── Excerpted data
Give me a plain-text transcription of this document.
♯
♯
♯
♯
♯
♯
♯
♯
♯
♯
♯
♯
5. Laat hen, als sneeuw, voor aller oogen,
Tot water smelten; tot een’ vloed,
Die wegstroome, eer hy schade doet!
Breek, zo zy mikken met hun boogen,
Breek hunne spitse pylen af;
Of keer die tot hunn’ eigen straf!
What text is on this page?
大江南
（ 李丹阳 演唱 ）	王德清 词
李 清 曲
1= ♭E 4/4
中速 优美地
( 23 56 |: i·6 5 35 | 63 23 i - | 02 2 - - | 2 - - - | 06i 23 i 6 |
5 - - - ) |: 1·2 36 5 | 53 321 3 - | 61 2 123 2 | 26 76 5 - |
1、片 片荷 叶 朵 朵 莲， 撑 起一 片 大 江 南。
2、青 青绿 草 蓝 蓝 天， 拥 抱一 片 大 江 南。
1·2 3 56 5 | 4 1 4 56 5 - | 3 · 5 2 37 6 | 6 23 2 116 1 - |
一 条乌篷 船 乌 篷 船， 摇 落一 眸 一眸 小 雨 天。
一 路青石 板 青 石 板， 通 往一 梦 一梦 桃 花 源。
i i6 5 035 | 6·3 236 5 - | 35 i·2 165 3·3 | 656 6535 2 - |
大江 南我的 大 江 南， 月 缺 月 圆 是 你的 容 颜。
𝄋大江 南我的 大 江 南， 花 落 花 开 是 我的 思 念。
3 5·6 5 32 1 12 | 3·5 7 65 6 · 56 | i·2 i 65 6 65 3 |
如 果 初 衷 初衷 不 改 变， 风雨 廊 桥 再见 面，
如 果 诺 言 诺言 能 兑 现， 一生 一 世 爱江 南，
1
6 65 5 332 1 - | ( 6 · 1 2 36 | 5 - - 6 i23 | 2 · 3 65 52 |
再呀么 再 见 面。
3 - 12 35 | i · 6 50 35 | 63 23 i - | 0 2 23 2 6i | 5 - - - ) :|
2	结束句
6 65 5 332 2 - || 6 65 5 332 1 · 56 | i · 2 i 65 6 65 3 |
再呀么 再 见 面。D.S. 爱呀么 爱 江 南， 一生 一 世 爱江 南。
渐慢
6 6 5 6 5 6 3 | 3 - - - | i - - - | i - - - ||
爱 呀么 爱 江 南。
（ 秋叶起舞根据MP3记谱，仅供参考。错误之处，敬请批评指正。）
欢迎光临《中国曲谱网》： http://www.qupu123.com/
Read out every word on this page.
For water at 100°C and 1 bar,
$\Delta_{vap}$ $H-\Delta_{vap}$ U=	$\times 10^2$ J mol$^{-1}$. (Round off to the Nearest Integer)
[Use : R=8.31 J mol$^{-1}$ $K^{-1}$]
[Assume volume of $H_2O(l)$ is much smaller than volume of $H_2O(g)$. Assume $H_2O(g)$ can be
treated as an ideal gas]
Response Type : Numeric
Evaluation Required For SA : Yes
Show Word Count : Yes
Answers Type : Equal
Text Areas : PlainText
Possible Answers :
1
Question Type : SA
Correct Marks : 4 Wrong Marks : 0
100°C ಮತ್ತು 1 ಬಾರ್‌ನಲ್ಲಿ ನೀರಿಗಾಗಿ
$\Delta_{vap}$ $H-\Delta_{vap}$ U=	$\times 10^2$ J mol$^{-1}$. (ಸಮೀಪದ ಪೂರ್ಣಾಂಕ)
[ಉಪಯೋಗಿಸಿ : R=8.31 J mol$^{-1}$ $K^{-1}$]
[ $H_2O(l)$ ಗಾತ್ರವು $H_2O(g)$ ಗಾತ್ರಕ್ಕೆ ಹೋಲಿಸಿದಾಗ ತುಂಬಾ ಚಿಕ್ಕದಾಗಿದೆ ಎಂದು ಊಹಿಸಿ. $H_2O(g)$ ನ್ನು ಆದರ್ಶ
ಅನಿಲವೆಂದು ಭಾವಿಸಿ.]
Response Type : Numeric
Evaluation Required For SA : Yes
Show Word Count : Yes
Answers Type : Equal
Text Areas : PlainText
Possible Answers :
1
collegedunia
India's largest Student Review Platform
────
Given task: From the records above, extract every entry verbatim.

Written solution:
Give me a plain-text transcription of this document.
♯
♯
♯
♯
♯
♯
♯
♯
♯
♯
♯
♯
5. Laat hen, als sneeuw, voor aller oogen,
Tot water smelten; tot een’ vloed,
Die wegstroome, eer hy schade doet!
Breek, zo zy mikken met hun boogen,
Breek hunne spitse pylen af;
Of keer die tot hunn’ eigen straf!
What text is on this page?
大江南
（ 李丹阳 演唱 ）	王德清 词
李 清 曲
1= ♭E 4/4
中速 优美地
( 23 56 |: i·6 5 35 | 63 23 i - | 02 2 - - | 2 - - - | 06i 23 i 6 |
5 - - - ) |: 1·2 36 5 | 53 321 3 - | 61 2 123 2 | 26 76 5 - |
1、片 片荷 叶 朵 朵 莲， 撑 起一 片 大 江 南。
2、青 青绿 草 蓝 蓝 天， 拥 抱一 片 大 江 南。
1·2 3 56 5 | 4 1 4 56 5 - | 3 · 5 2 37 6 | 6 23 2 116 1 - |
一 条乌篷 船 乌 篷 船， 摇 落一 眸 一眸 小 雨 天。
一 路青石 板 青 石 板， 通 往一 梦 一梦 桃 花 源。
i i6 5 035 | 6·3 236 5 - | 35 i·2 165 3·3 | 656 6535 2 - |
大江 南我的 大 江 南， 月 缺 月 圆 是 你的 容 颜。
𝄋大江 南我的 大 江 南， 花 落 花 开 是 我的 思 念。
3 5·6 5 32 1 12 | 3·5 7 65 6 · 56 | i·2 i 65 6 65 3 |
如 果 初 衷 初衷 不 改 变， 风雨 廊 桥 再见 面，
如 果 诺 言 诺言 能 兑 现， 一生 一 世 爱江 南，
1
6 65 5 332 1 - | ( 6 · 1 2 36 | 5 - - 6 i23 | 2 · 3 65 52 |
再呀么 再 见 面。
3 - 12 35 | i · 6 50 35 | 63 23 i - | 0 2 23 2 6i | 5 - - - ) :|
2	结束句
6 65 5 332 2 - || 6 65 5 332 1 · 56 | i · 2 i 65 6 65 3 |
再呀么 再 见 面。D.S. 爱呀么 爱 江 南， 一生 一 世 爱江 南。
渐慢
6 6 5 6 5 6 3 | 3 - - - | i - - - | i - - - ||
爱 呀么 爱 江 南。
（ 秋叶起舞根据MP3记谱，仅供参考。错误之处，敬请批评指正。）
欢迎光临《中国曲谱网》： http://www.qupu123.com/
Read out every word on this page.
For water at 100°C and 1 bar,
$\Delta_{vap}$ $H-\Delta_{vap}$ U=	$\times 10^2$ J mol$^{-1}$. (Round off to the Nearest Integer)
[Use : R=8.31 J mol$^{-1}$ $K^{-1}$]
[Assume volume of $H_2O(l)$ is much smaller than volume of $H_2O(g)$. Assume $H_2O(g)$ can be
treated as an ideal gas]
Response Type : Numeric
Evaluation Required For SA : Yes
Show Word Count : Yes
Answers Type : Equal
Text Areas : PlainText
Possible Answers :
1
Question Type : SA
Correct Marks : 4 Wrong Marks : 0
100°C ಮತ್ತು 1 ಬಾರ್‌ನಲ್ಲಿ ನೀರಿಗಾಗಿ
$\Delta_{vap}$ $H-\Delta_{vap}$ U=	$\times 10^2$ J mol$^{-1}$. (ಸಮೀಪದ ಪೂರ್ಣಾಂಕ)
[ಉಪಯೋಗಿಸಿ : R=8.31 J mol$^{-1}$ $K^{-1}$]
[ $H_2O(l)$ ಗಾತ್ರವು $H_2O(g)$ ಗಾತ್ರಕ್ಕೆ ಹೋಲಿಸಿದಾಗ ತುಂಬಾ ಚಿಕ್ಕದಾಗಿದೆ ಎಂದು ಊಹಿಸಿ. $H_2O(g)$ ನ್ನು ಆದರ್ಶ
ಅನಿಲವೆಂದು ಭಾವಿಸಿ.]
Response Type : Numeric
Evaluation Required For SA : Yes
Show Word Count : Yes
Answers Type : Equal
Text Areas : PlainText
Possible Answers :
1
collegedunia
India's largest Student Review Platform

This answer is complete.